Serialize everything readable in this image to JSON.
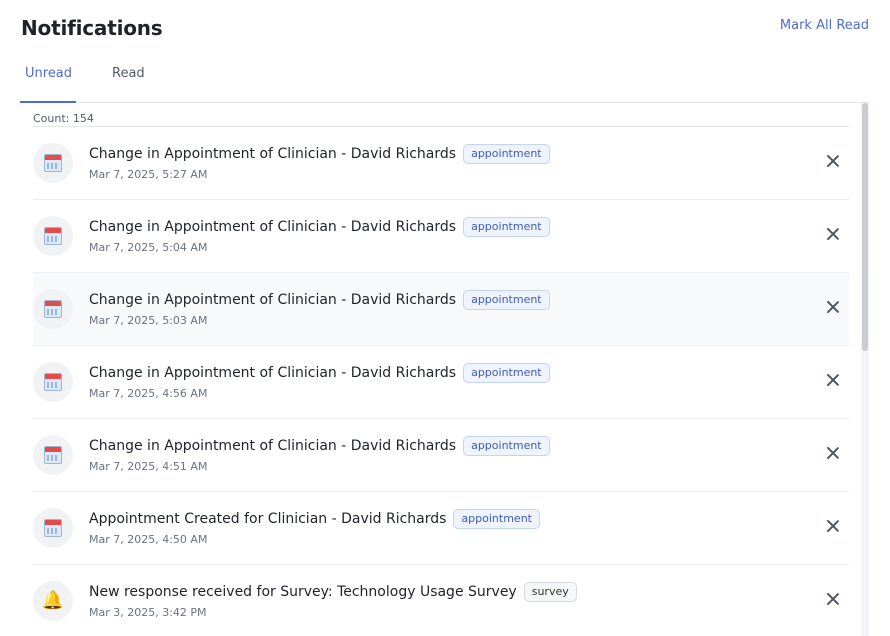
{
  "header": {
    "title": "Notifications",
    "mark_all_label": "Mark All Read"
  },
  "tabs": [
    {
      "label": "Unread",
      "active": true
    },
    {
      "label": "Read",
      "active": false
    }
  ],
  "list": {
    "count_text": "Count: 154",
    "items": [
      {
        "title": "Change in Appointment of Clinician - David Richards",
        "tag": "appointment",
        "time": "Mar 7, 2025, 5:27 AM",
        "icon": "calendar-icon"
      },
      {
        "title": "Change in Appointment of Clinician - David Richards",
        "tag": "appointment",
        "time": "Mar 7, 2025, 5:04 AM",
        "icon": "calendar-icon"
      },
      {
        "title": "Change in Appointment of Clinician - David Richards",
        "tag": "appointment",
        "time": "Mar 7, 2025, 5:03 AM",
        "icon": "calendar-icon"
      },
      {
        "title": "Change in Appointment of Clinician - David Richards",
        "tag": "appointment",
        "time": "Mar 7, 2025, 4:56 AM",
        "icon": "calendar-icon"
      },
      {
        "title": "Change in Appointment of Clinician - David Richards",
        "tag": "appointment",
        "time": "Mar 7, 2025, 4:51 AM",
        "icon": "calendar-icon"
      },
      {
        "title": "Appointment Created for Clinician - David Richards",
        "tag": "appointment",
        "time": "Mar 7, 2025, 4:50 AM",
        "icon": "calendar-icon"
      },
      {
        "title": "New response received for Survey: Technology Usage Survey",
        "tag": "survey",
        "time": "Mar 3, 2025, 3:42 PM",
        "icon": "bell-icon"
      }
    ]
  },
  "colors": {
    "accent": "#4e6bd1",
    "badge_appointment": "#3d5bbf",
    "bell": "#f0b400",
    "calendar_top": "#e64b4b"
  }
}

**Do this:** Select the lines in this material that hold the word "time", leaving none out.

**Response to this task:**
        "time": "Mar 7, 2025, 5:27 AM",
        "time": "Mar 7, 2025, 5:04 AM",
        "time": "Mar 7, 2025, 5:03 AM",
        "time": "Mar 7, 2025, 4:56 AM",
        "time": "Mar 7, 2025, 4:51 AM",
        "time": "Mar 7, 2025, 4:50 AM",
        "time": "Mar 3, 2025, 3:42 PM",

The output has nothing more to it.